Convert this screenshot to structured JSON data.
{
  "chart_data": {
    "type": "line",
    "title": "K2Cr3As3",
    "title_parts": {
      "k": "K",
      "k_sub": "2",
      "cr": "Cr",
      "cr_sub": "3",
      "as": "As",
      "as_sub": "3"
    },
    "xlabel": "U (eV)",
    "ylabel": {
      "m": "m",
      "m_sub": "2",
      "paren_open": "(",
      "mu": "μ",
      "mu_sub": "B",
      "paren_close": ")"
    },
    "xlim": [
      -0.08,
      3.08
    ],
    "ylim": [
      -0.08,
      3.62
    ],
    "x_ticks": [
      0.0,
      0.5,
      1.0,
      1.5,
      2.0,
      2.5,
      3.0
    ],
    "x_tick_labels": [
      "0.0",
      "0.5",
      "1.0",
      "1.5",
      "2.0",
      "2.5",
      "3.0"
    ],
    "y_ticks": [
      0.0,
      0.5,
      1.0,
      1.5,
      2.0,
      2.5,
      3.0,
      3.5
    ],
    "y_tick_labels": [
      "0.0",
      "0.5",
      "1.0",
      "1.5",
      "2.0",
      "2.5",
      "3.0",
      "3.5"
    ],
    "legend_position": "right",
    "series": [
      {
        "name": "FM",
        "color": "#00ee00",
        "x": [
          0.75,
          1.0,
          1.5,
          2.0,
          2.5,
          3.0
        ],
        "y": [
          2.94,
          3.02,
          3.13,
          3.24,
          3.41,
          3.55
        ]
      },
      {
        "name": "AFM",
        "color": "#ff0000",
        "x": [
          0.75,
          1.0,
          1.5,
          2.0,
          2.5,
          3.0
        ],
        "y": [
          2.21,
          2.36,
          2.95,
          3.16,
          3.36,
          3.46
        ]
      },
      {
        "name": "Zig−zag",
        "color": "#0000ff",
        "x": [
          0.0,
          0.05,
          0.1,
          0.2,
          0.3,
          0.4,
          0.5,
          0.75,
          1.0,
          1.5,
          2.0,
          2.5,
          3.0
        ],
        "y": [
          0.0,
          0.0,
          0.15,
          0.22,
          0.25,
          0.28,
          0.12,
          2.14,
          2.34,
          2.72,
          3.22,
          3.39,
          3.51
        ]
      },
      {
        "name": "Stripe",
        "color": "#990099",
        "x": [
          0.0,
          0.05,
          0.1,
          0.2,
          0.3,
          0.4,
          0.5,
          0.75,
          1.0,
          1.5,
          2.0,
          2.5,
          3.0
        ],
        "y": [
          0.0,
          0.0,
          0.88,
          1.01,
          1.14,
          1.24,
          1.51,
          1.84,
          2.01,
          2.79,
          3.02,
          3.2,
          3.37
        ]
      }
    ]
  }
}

◆ **Task**
Which lines hold the word "color"? Show each one.

◆ **Full solution**
        "color": "#00ee00",
        "color": "#ff0000",
        "color": "#0000ff",
        "color": "#990099",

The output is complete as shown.